▶ **Saved data entries**

↓↓↓

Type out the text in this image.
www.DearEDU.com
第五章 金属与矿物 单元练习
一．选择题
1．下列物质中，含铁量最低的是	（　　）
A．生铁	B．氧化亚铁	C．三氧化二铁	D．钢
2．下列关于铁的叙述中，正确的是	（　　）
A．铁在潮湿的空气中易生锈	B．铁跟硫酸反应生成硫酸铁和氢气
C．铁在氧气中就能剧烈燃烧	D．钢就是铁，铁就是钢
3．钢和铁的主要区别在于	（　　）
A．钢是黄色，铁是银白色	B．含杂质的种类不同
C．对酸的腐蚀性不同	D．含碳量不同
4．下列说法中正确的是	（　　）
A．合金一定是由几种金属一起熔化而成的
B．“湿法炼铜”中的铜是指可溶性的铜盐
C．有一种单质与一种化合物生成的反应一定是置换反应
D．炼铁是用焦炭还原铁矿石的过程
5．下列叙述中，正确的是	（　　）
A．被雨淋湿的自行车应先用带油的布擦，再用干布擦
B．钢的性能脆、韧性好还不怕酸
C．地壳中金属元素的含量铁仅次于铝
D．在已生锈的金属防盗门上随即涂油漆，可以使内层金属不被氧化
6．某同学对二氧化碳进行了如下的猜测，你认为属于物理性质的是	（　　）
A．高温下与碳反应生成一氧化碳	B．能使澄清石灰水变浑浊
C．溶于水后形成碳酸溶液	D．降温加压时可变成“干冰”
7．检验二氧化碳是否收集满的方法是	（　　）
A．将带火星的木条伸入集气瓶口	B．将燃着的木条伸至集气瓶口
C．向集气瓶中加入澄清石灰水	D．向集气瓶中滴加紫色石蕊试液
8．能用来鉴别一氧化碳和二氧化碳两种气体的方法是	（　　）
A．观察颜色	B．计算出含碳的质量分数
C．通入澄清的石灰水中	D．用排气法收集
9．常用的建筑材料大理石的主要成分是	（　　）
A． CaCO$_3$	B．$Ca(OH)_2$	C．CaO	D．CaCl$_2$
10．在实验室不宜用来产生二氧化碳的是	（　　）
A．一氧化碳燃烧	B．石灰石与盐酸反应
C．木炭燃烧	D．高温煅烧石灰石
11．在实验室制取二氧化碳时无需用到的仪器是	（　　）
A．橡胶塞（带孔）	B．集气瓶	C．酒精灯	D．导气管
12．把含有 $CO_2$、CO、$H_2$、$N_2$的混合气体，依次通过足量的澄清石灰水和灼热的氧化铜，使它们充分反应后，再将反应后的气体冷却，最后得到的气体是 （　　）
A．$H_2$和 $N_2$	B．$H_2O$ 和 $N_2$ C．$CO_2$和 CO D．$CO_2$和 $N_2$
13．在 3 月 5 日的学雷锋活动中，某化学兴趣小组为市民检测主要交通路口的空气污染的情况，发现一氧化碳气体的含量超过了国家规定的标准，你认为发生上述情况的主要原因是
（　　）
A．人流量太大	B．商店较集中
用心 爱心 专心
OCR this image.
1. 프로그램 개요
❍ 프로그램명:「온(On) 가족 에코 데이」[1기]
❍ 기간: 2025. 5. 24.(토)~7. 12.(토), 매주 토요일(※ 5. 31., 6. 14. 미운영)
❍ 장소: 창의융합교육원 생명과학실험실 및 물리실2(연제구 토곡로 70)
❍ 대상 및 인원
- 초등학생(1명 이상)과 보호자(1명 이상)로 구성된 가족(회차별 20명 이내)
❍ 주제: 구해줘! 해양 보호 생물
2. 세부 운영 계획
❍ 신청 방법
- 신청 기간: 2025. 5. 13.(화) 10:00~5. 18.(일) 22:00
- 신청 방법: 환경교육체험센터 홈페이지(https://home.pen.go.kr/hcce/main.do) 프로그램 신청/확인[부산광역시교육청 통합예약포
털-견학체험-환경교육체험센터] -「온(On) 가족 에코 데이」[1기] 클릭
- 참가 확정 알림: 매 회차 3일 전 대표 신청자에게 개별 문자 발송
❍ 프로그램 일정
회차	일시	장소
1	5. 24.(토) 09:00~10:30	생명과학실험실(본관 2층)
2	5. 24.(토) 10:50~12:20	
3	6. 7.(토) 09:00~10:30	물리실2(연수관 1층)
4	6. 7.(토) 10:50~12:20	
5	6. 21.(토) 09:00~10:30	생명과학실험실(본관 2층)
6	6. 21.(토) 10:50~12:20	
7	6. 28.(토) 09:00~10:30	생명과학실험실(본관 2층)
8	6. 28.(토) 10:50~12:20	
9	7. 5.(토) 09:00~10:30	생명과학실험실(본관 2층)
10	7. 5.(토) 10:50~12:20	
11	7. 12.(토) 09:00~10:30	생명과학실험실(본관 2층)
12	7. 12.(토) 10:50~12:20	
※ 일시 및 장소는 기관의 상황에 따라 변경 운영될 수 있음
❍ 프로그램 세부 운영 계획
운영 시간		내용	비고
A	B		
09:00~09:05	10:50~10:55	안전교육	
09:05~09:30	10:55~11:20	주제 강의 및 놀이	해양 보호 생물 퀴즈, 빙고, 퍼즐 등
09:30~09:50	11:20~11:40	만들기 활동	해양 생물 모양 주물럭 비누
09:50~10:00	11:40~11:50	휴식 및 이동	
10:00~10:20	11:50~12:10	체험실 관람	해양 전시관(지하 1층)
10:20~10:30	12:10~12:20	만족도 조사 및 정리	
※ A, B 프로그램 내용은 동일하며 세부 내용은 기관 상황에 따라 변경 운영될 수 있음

↑↑↑

▶ **What to work on**
Every line of the data above should be reproduced word for word.

▶ **Solution for this task**
Type out the text in this image.
www.DearEDU.com
第五章 金属与矿物 单元练习
一．选择题
1．下列物质中，含铁量最低的是	（　　）
A．生铁	B．氧化亚铁	C．三氧化二铁	D．钢
2．下列关于铁的叙述中，正确的是	（　　）
A．铁在潮湿的空气中易生锈	B．铁跟硫酸反应生成硫酸铁和氢气
C．铁在氧气中就能剧烈燃烧	D．钢就是铁，铁就是钢
3．钢和铁的主要区别在于	（　　）
A．钢是黄色，铁是银白色	B．含杂质的种类不同
C．对酸的腐蚀性不同	D．含碳量不同
4．下列说法中正确的是	（　　）
A．合金一定是由几种金属一起熔化而成的
B．“湿法炼铜”中的铜是指可溶性的铜盐
C．有一种单质与一种化合物生成的反应一定是置换反应
D．炼铁是用焦炭还原铁矿石的过程
5．下列叙述中，正确的是	（　　）
A．被雨淋湿的自行车应先用带油的布擦，再用干布擦
B．钢的性能脆、韧性好还不怕酸
C．地壳中金属元素的含量铁仅次于铝
D．在已生锈的金属防盗门上随即涂油漆，可以使内层金属不被氧化
6．某同学对二氧化碳进行了如下的猜测，你认为属于物理性质的是	（　　）
A．高温下与碳反应生成一氧化碳	B．能使澄清石灰水变浑浊
C．溶于水后形成碳酸溶液	D．降温加压时可变成“干冰”
7．检验二氧化碳是否收集满的方法是	（　　）
A．将带火星的木条伸入集气瓶口	B．将燃着的木条伸至集气瓶口
C．向集气瓶中加入澄清石灰水	D．向集气瓶中滴加紫色石蕊试液
8．能用来鉴别一氧化碳和二氧化碳两种气体的方法是	（　　）
A．观察颜色	B．计算出含碳的质量分数
C．通入澄清的石灰水中	D．用排气法收集
9．常用的建筑材料大理石的主要成分是	（　　）
A． CaCO$_3$	B．$Ca(OH)_2$	C．CaO	D．CaCl$_2$
10．在实验室不宜用来产生二氧化碳的是	（　　）
A．一氧化碳燃烧	B．石灰石与盐酸反应
C．木炭燃烧	D．高温煅烧石灰石
11．在实验室制取二氧化碳时无需用到的仪器是	（　　）
A．橡胶塞（带孔）	B．集气瓶	C．酒精灯	D．导气管
12．把含有 $CO_2$、CO、$H_2$、$N_2$的混合气体，依次通过足量的澄清石灰水和灼热的氧化铜，使它们充分反应后，再将反应后的气体冷却，最后得到的气体是 （　　）
A．$H_2$和 $N_2$	B．$H_2O$ 和 $N_2$ C．$CO_2$和 CO D．$CO_2$和 $N_2$
13．在 3 月 5 日的学雷锋活动中，某化学兴趣小组为市民检测主要交通路口的空气污染的情况，发现一氧化碳气体的含量超过了国家规定的标准，你认为发生上述情况的主要原因是
（　　）
A．人流量太大	B．商店较集中
用心 爱心 专心
OCR this image.
1. 프로그램 개요
❍ 프로그램명:「온(On) 가족 에코 데이」[1기]
❍ 기간: 2025. 5. 24.(토)~7. 12.(토), 매주 토요일(※ 5. 31., 6. 14. 미운영)
❍ 장소: 창의융합교육원 생명과학실험실 및 물리실2(연제구 토곡로 70)
❍ 대상 및 인원
- 초등학생(1명 이상)과 보호자(1명 이상)로 구성된 가족(회차별 20명 이내)
❍ 주제: 구해줘! 해양 보호 생물
2. 세부 운영 계획
❍ 신청 방법
- 신청 기간: 2025. 5. 13.(화) 10:00~5. 18.(일) 22:00
- 신청 방법: 환경교육체험센터 홈페이지(https://home.pen.go.kr/hcce/main.do) 프로그램 신청/확인[부산광역시교육청 통합예약포
털-견학체험-환경교육체험센터] -「온(On) 가족 에코 데이」[1기] 클릭
- 참가 확정 알림: 매 회차 3일 전 대표 신청자에게 개별 문자 발송
❍ 프로그램 일정
회차	일시	장소
1	5. 24.(토) 09:00~10:30	생명과학실험실(본관 2층)
2	5. 24.(토) 10:50~12:20	
3	6. 7.(토) 09:00~10:30	물리실2(연수관 1층)
4	6. 7.(토) 10:50~12:20	
5	6. 21.(토) 09:00~10:30	생명과학실험실(본관 2층)
6	6. 21.(토) 10:50~12:20	
7	6. 28.(토) 09:00~10:30	생명과학실험실(본관 2층)
8	6. 28.(토) 10:50~12:20	
9	7. 5.(토) 09:00~10:30	생명과학실험실(본관 2층)
10	7. 5.(토) 10:50~12:20	
11	7. 12.(토) 09:00~10:30	생명과학실험실(본관 2층)
12	7. 12.(토) 10:50~12:20	
※ 일시 및 장소는 기관의 상황에 따라 변경 운영될 수 있음
❍ 프로그램 세부 운영 계획
운영 시간		내용	비고
A	B		
09:00~09:05	10:50~10:55	안전교육	
09:05~09:30	10:55~11:20	주제 강의 및 놀이	해양 보호 생물 퀴즈, 빙고, 퍼즐 등
09:30~09:50	11:20~11:40	만들기 활동	해양 생물 모양 주물럭 비누
09:50~10:00	11:40~11:50	휴식 및 이동	
10:00~10:20	11:50~12:10	체험실 관람	해양 전시관(지하 1층)
10:20~10:30	12:10~12:20	만족도 조사 및 정리	
※ A, B 프로그램 내용은 동일하며 세부 내용은 기관 상황에 따라 변경 운영될 수 있음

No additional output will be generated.